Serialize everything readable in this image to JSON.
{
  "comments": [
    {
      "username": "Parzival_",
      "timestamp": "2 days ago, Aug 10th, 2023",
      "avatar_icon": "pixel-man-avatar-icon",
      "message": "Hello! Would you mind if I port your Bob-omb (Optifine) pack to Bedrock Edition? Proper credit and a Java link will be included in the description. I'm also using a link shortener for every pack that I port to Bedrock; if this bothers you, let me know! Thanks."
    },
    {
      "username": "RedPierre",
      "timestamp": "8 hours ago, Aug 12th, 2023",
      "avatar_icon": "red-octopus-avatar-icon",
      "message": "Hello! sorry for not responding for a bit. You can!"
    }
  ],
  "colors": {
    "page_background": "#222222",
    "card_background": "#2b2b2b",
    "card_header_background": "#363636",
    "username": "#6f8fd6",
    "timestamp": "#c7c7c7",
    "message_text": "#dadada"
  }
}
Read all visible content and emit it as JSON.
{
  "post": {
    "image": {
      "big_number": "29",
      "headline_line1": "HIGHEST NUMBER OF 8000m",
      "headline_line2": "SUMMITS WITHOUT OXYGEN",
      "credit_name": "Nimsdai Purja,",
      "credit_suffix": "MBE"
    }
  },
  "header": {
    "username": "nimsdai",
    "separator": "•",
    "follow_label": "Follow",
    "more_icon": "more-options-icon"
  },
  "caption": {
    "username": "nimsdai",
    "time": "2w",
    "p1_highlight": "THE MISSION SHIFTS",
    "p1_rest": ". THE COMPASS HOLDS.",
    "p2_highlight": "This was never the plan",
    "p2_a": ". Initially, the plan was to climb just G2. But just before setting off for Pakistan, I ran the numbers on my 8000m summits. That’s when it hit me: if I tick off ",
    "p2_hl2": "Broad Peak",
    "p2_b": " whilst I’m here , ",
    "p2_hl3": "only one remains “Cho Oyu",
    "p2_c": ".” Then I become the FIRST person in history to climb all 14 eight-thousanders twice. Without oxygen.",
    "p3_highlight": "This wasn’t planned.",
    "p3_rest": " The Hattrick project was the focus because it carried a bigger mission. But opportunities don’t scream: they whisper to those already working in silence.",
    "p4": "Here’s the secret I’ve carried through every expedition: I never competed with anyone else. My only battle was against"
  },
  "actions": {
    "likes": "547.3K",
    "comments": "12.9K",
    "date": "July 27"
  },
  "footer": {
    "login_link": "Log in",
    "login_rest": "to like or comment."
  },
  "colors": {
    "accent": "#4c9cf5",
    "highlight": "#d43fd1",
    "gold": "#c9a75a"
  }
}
# # # # # # #
From the line holding "Read all visible content and emit it as JSON." through the last line above, reproduce each line exactly and add nothing.

Read all visible content and emit it as JSON.
{
  "post": {
    "image": {
      "big_number": "29",
      "headline_line1": "HIGHEST NUMBER OF 8000m",
      "headline_line2": "SUMMITS WITHOUT OXYGEN",
      "credit_name": "Nimsdai Purja,",
      "credit_suffix": "MBE"
    }
  },
  "header": {
    "username": "nimsdai",
    "separator": "•",
    "follow_label": "Follow",
    "more_icon": "more-options-icon"
  },
  "caption": {
    "username": "nimsdai",
    "time": "2w",
    "p1_highlight": "THE MISSION SHIFTS",
    "p1_rest": ". THE COMPASS HOLDS.",
    "p2_highlight": "This was never the plan",
    "p2_a": ". Initially, the plan was to climb just G2. But just before setting off for Pakistan, I ran the numbers on my 8000m summits. That’s when it hit me: if I tick off ",
    "p2_hl2": "Broad Peak",
    "p2_b": " whilst I’m here , ",
    "p2_hl3": "only one remains “Cho Oyu",
    "p2_c": ".” Then I become the FIRST person in history to climb all 14 eight-thousanders twice. Without oxygen.",
    "p3_highlight": "This wasn’t planned.",
    "p3_rest": " The Hattrick project was the focus because it carried a bigger mission. But opportunities don’t scream: they whisper to those already working in silence.",
    "p4": "Here’s the secret I’ve carried through every expedition: I never competed with anyone else. My only battle was against"
  },
  "actions": {
    "likes": "547.3K",
    "comments": "12.9K",
    "date": "July 27"
  },
  "footer": {
    "login_link": "Log in",
    "login_rest": "to like or comment."
  },
  "colors": {
    "accent": "#4c9cf5",
    "highlight": "#d43fd1",
    "gold": "#c9a75a"
  }
}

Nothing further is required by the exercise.